WHAT YOU SHOULD DO: Your task is to repeat all of the material exactly.
• • • •
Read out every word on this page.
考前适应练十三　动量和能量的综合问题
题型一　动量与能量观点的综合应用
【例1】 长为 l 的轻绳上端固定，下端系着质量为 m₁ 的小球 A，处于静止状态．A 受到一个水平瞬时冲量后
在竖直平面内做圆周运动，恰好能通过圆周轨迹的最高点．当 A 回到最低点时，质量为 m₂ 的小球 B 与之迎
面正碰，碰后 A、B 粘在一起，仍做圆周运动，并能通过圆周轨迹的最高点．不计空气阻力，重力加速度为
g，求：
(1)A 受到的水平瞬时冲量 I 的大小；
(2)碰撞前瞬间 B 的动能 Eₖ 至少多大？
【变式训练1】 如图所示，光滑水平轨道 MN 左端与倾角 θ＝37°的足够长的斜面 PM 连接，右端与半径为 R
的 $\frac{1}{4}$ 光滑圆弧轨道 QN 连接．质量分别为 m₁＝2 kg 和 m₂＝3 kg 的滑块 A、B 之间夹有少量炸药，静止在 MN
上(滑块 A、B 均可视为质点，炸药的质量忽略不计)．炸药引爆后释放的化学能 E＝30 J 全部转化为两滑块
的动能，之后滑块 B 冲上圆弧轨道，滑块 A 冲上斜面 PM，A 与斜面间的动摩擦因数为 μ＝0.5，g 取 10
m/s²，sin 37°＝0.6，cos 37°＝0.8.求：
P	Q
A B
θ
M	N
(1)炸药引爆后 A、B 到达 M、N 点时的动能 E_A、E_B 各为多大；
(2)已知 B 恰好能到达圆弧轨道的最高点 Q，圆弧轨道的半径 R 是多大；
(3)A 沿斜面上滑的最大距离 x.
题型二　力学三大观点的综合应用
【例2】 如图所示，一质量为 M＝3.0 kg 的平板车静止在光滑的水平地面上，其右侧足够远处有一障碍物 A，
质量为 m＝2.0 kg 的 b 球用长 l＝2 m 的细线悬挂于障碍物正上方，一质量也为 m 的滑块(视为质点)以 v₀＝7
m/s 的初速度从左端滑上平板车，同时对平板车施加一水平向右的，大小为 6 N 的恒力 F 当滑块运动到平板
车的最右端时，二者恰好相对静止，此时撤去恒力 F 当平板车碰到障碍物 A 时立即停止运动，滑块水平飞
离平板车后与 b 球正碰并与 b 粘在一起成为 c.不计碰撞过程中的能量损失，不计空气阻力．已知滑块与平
• • • •
TASK ANSWER:
Read out every word on this page.
考前适应练十三　动量和能量的综合问题
题型一　动量与能量观点的综合应用
【例1】 长为 l 的轻绳上端固定，下端系着质量为 m₁ 的小球 A，处于静止状态．A 受到一个水平瞬时冲量后
在竖直平面内做圆周运动，恰好能通过圆周轨迹的最高点．当 A 回到最低点时，质量为 m₂ 的小球 B 与之迎
面正碰，碰后 A、B 粘在一起，仍做圆周运动，并能通过圆周轨迹的最高点．不计空气阻力，重力加速度为
g，求：
(1)A 受到的水平瞬时冲量 I 的大小；
(2)碰撞前瞬间 B 的动能 Eₖ 至少多大？
【变式训练1】 如图所示，光滑水平轨道 MN 左端与倾角 θ＝37°的足够长的斜面 PM 连接，右端与半径为 R
的 $\frac{1}{4}$ 光滑圆弧轨道 QN 连接．质量分别为 m₁＝2 kg 和 m₂＝3 kg 的滑块 A、B 之间夹有少量炸药，静止在 MN
上(滑块 A、B 均可视为质点，炸药的质量忽略不计)．炸药引爆后释放的化学能 E＝30 J 全部转化为两滑块
的动能，之后滑块 B 冲上圆弧轨道，滑块 A 冲上斜面 PM，A 与斜面间的动摩擦因数为 μ＝0.5，g 取 10
m/s²，sin 37°＝0.6，cos 37°＝0.8.求：
P	Q
A B
θ
M	N
(1)炸药引爆后 A、B 到达 M、N 点时的动能 E_A、E_B 各为多大；
(2)已知 B 恰好能到达圆弧轨道的最高点 Q，圆弧轨道的半径 R 是多大；
(3)A 沿斜面上滑的最大距离 x.
题型二　力学三大观点的综合应用
【例2】 如图所示，一质量为 M＝3.0 kg 的平板车静止在光滑的水平地面上，其右侧足够远处有一障碍物 A，
质量为 m＝2.0 kg 的 b 球用长 l＝2 m 的细线悬挂于障碍物正上方，一质量也为 m 的滑块(视为质点)以 v₀＝7
m/s 的初速度从左端滑上平板车，同时对平板车施加一水平向右的，大小为 6 N 的恒力 F 当滑块运动到平板
车的最右端时，二者恰好相对静止，此时撤去恒力 F 当平板车碰到障碍物 A 时立即停止运动，滑块水平飞
离平板车后与 b 球正碰并与 b 粘在一起成为 c.不计碰撞过程中的能量损失，不计空气阻力．已知滑块与平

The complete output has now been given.